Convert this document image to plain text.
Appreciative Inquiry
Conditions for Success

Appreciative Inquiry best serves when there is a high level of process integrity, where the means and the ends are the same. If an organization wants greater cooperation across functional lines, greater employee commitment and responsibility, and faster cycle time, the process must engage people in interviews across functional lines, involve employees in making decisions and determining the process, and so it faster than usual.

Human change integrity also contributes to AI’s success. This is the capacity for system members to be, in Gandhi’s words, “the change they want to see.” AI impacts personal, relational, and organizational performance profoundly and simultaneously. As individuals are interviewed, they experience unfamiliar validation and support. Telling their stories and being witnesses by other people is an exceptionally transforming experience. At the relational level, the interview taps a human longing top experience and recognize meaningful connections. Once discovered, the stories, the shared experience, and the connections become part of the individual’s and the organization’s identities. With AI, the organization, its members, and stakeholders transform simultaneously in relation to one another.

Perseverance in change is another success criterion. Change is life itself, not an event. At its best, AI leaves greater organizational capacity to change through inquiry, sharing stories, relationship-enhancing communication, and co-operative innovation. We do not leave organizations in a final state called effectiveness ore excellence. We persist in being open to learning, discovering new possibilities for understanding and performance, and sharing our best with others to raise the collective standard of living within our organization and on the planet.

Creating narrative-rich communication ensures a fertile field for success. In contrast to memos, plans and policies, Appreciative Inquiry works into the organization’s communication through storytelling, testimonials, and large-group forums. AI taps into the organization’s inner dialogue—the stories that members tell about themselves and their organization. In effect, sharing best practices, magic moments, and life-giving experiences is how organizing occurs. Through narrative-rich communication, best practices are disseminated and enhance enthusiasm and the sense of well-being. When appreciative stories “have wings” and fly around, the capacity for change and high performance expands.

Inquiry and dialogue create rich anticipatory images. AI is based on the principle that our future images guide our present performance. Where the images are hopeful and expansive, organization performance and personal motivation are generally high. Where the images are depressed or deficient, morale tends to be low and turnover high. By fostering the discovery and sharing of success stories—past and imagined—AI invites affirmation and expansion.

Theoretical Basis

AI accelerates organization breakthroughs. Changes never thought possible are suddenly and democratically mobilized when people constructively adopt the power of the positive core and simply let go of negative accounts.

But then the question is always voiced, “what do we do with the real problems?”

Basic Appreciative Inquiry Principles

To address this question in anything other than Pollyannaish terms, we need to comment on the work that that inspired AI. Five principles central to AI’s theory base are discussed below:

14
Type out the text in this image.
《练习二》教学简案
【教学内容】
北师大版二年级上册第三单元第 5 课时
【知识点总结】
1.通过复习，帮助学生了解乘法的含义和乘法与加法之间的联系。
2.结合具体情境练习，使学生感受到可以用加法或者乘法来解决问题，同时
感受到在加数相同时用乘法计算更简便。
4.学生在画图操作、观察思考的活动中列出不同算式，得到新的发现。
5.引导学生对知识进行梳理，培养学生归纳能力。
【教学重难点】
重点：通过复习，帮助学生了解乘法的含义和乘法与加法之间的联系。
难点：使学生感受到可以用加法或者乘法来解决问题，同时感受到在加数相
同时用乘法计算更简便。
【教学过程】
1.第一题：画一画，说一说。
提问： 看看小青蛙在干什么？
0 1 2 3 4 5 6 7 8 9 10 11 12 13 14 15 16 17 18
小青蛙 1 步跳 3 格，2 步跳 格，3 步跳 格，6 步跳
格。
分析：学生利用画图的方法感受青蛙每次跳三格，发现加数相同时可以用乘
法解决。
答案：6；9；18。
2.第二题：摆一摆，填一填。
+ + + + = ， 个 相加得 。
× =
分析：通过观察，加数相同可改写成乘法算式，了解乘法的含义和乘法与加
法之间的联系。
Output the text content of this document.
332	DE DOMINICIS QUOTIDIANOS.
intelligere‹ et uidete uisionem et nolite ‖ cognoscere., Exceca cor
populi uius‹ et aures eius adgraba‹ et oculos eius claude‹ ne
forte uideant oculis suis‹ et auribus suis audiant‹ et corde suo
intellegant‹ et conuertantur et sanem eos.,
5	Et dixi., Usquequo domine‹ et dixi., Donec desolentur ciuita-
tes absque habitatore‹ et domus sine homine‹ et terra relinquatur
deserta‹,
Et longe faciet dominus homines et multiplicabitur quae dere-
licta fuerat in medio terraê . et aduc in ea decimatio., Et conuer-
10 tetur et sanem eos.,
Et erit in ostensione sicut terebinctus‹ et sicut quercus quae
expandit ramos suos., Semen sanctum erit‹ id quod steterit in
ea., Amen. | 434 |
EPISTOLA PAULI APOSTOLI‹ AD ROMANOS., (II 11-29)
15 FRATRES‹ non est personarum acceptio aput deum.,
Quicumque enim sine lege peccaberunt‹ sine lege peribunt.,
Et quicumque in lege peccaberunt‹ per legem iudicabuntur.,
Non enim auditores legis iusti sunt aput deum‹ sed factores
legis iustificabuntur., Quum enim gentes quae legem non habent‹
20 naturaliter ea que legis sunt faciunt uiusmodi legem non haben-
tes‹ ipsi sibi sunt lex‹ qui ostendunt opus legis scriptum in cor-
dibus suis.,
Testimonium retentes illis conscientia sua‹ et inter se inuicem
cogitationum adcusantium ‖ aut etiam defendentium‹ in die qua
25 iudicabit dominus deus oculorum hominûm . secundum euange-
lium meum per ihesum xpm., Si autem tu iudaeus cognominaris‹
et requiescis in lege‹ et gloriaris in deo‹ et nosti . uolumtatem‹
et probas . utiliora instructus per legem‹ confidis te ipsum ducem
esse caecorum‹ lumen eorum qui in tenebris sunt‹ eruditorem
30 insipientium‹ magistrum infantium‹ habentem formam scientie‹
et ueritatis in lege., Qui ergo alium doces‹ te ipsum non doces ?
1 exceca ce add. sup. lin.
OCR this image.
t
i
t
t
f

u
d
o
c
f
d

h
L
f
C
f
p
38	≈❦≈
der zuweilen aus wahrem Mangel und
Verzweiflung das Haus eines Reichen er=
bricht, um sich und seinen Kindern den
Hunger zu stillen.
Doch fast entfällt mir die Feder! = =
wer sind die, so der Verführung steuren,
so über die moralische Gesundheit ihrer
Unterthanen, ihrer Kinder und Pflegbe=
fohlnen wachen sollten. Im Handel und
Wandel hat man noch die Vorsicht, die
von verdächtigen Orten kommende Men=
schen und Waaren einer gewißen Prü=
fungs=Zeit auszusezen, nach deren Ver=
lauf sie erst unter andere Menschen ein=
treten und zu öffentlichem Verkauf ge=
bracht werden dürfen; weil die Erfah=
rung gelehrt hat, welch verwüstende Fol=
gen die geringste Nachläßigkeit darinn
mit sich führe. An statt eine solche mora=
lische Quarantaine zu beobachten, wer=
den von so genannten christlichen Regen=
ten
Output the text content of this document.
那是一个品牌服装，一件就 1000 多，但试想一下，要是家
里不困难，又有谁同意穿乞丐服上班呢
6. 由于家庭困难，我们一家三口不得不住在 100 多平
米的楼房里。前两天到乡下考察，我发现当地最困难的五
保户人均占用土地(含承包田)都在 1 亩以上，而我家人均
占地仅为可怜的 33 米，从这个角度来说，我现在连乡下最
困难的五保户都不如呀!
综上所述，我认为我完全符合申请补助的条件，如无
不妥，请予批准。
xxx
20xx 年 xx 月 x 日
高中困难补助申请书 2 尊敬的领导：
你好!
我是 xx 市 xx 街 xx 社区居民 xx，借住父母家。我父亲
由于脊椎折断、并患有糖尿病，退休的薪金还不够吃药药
^^^^^^^^^^^^^^^^
• **JOB**
Reproduce the complete data exactly as presented above.

• **REPLY TO THE EXERCISE**
Convert this document image to plain text.
Appreciative Inquiry
Conditions for Success

Appreciative Inquiry best serves when there is a high level of process integrity, where the means and the ends are the same. If an organization wants greater cooperation across functional lines, greater employee commitment and responsibility, and faster cycle time, the process must engage people in interviews across functional lines, involve employees in making decisions and determining the process, and so it faster than usual.

Human change integrity also contributes to AI’s success. This is the capacity for system members to be, in Gandhi’s words, “the change they want to see.” AI impacts personal, relational, and organizational performance profoundly and simultaneously. As individuals are interviewed, they experience unfamiliar validation and support. Telling their stories and being witnesses by other people is an exceptionally transforming experience. At the relational level, the interview taps a human longing top experience and recognize meaningful connections. Once discovered, the stories, the shared experience, and the connections become part of the individual’s and the organization’s identities. With AI, the organization, its members, and stakeholders transform simultaneously in relation to one another.

Perseverance in change is another success criterion. Change is life itself, not an event. At its best, AI leaves greater organizational capacity to change through inquiry, sharing stories, relationship-enhancing communication, and co-operative innovation. We do not leave organizations in a final state called effectiveness ore excellence. We persist in being open to learning, discovering new possibilities for understanding and performance, and sharing our best with others to raise the collective standard of living within our organization and on the planet.

Creating narrative-rich communication ensures a fertile field for success. In contrast to memos, plans and policies, Appreciative Inquiry works into the organization’s communication through storytelling, testimonials, and large-group forums. AI taps into the organization’s inner dialogue—the stories that members tell about themselves and their organization. In effect, sharing best practices, magic moments, and life-giving experiences is how organizing occurs. Through narrative-rich communication, best practices are disseminated and enhance enthusiasm and the sense of well-being. When appreciative stories “have wings” and fly around, the capacity for change and high performance expands.

Inquiry and dialogue create rich anticipatory images. AI is based on the principle that our future images guide our present performance. Where the images are hopeful and expansive, organization performance and personal motivation are generally high. Where the images are depressed or deficient, morale tends to be low and turnover high. By fostering the discovery and sharing of success stories—past and imagined—AI invites affirmation and expansion.

Theoretical Basis

AI accelerates organization breakthroughs. Changes never thought possible are suddenly and democratically mobilized when people constructively adopt the power of the positive core and simply let go of negative accounts.

But then the question is always voiced, “what do we do with the real problems?”

Basic Appreciative Inquiry Principles

To address this question in anything other than Pollyannaish terms, we need to comment on the work that that inspired AI. Five principles central to AI’s theory base are discussed below:

14
Type out the text in this image.
《练习二》教学简案
【教学内容】
北师大版二年级上册第三单元第 5 课时
【知识点总结】
1.通过复习，帮助学生了解乘法的含义和乘法与加法之间的联系。
2.结合具体情境练习，使学生感受到可以用加法或者乘法来解决问题，同时
感受到在加数相同时用乘法计算更简便。
4.学生在画图操作、观察思考的活动中列出不同算式，得到新的发现。
5.引导学生对知识进行梳理，培养学生归纳能力。
【教学重难点】
重点：通过复习，帮助学生了解乘法的含义和乘法与加法之间的联系。
难点：使学生感受到可以用加法或者乘法来解决问题，同时感受到在加数相
同时用乘法计算更简便。
【教学过程】
1.第一题：画一画，说一说。
提问： 看看小青蛙在干什么？
0 1 2 3 4 5 6 7 8 9 10 11 12 13 14 15 16 17 18
小青蛙 1 步跳 3 格，2 步跳 格，3 步跳 格，6 步跳
格。
分析：学生利用画图的方法感受青蛙每次跳三格，发现加数相同时可以用乘
法解决。
答案：6；9；18。
2.第二题：摆一摆，填一填。
+ + + + = ， 个 相加得 。
× =
分析：通过观察，加数相同可改写成乘法算式，了解乘法的含义和乘法与加
法之间的联系。
Output the text content of this document.
332	DE DOMINICIS QUOTIDIANOS.
intelligere‹ et uidete uisionem et nolite ‖ cognoscere., Exceca cor
populi uius‹ et aures eius adgraba‹ et oculos eius claude‹ ne
forte uideant oculis suis‹ et auribus suis audiant‹ et corde suo
intellegant‹ et conuertantur et sanem eos.,
5	Et dixi., Usquequo domine‹ et dixi., Donec desolentur ciuita-
tes absque habitatore‹ et domus sine homine‹ et terra relinquatur
deserta‹,
Et longe faciet dominus homines et multiplicabitur quae dere-
licta fuerat in medio terraê . et aduc in ea decimatio., Et conuer-
10 tetur et sanem eos.,
Et erit in ostensione sicut terebinctus‹ et sicut quercus quae
expandit ramos suos., Semen sanctum erit‹ id quod steterit in
ea., Amen. | 434 |
EPISTOLA PAULI APOSTOLI‹ AD ROMANOS., (II 11-29)
15 FRATRES‹ non est personarum acceptio aput deum.,
Quicumque enim sine lege peccaberunt‹ sine lege peribunt.,
Et quicumque in lege peccaberunt‹ per legem iudicabuntur.,
Non enim auditores legis iusti sunt aput deum‹ sed factores
legis iustificabuntur., Quum enim gentes quae legem non habent‹
20 naturaliter ea que legis sunt faciunt uiusmodi legem non haben-
tes‹ ipsi sibi sunt lex‹ qui ostendunt opus legis scriptum in cor-
dibus suis.,
Testimonium retentes illis conscientia sua‹ et inter se inuicem
cogitationum adcusantium ‖ aut etiam defendentium‹ in die qua
25 iudicabit dominus deus oculorum hominûm . secundum euange-
lium meum per ihesum xpm., Si autem tu iudaeus cognominaris‹
et requiescis in lege‹ et gloriaris in deo‹ et nosti . uolumtatem‹
et probas . utiliora instructus per legem‹ confidis te ipsum ducem
esse caecorum‹ lumen eorum qui in tenebris sunt‹ eruditorem
30 insipientium‹ magistrum infantium‹ habentem formam scientie‹
et ueritatis in lege., Qui ergo alium doces‹ te ipsum non doces ?
1 exceca ce add. sup. lin.
OCR this image.
t
i
t
t
f

u
d
o
c
f
d

h
L
f
C
f
p
38	≈❦≈
der zuweilen aus wahrem Mangel und
Verzweiflung das Haus eines Reichen er=
bricht, um sich und seinen Kindern den
Hunger zu stillen.
Doch fast entfällt mir die Feder! = =
wer sind die, so der Verführung steuren,
so über die moralische Gesundheit ihrer
Unterthanen, ihrer Kinder und Pflegbe=
fohlnen wachen sollten. Im Handel und
Wandel hat man noch die Vorsicht, die
von verdächtigen Orten kommende Men=
schen und Waaren einer gewißen Prü=
fungs=Zeit auszusezen, nach deren Ver=
lauf sie erst unter andere Menschen ein=
treten und zu öffentlichem Verkauf ge=
bracht werden dürfen; weil die Erfah=
rung gelehrt hat, welch verwüstende Fol=
gen die geringste Nachläßigkeit darinn
mit sich führe. An statt eine solche mora=
lische Quarantaine zu beobachten, wer=
den von so genannten christlichen Regen=
ten
Output the text content of this document.
那是一个品牌服装，一件就 1000 多，但试想一下，要是家
里不困难，又有谁同意穿乞丐服上班呢
6. 由于家庭困难，我们一家三口不得不住在 100 多平
米的楼房里。前两天到乡下考察，我发现当地最困难的五
保户人均占用土地(含承包田)都在 1 亩以上，而我家人均
占地仅为可怜的 33 米，从这个角度来说，我现在连乡下最
困难的五保户都不如呀!
综上所述，我认为我完全符合申请补助的条件，如无
不妥，请予批准。
xxx
20xx 年 xx 月 x 日
高中困难补助申请书 2 尊敬的领导：
你好!
我是 xx 市 xx 街 xx 社区居民 xx，借住父母家。我父亲
由于脊椎折断、并患有糖尿病，退休的薪金还不够吃药药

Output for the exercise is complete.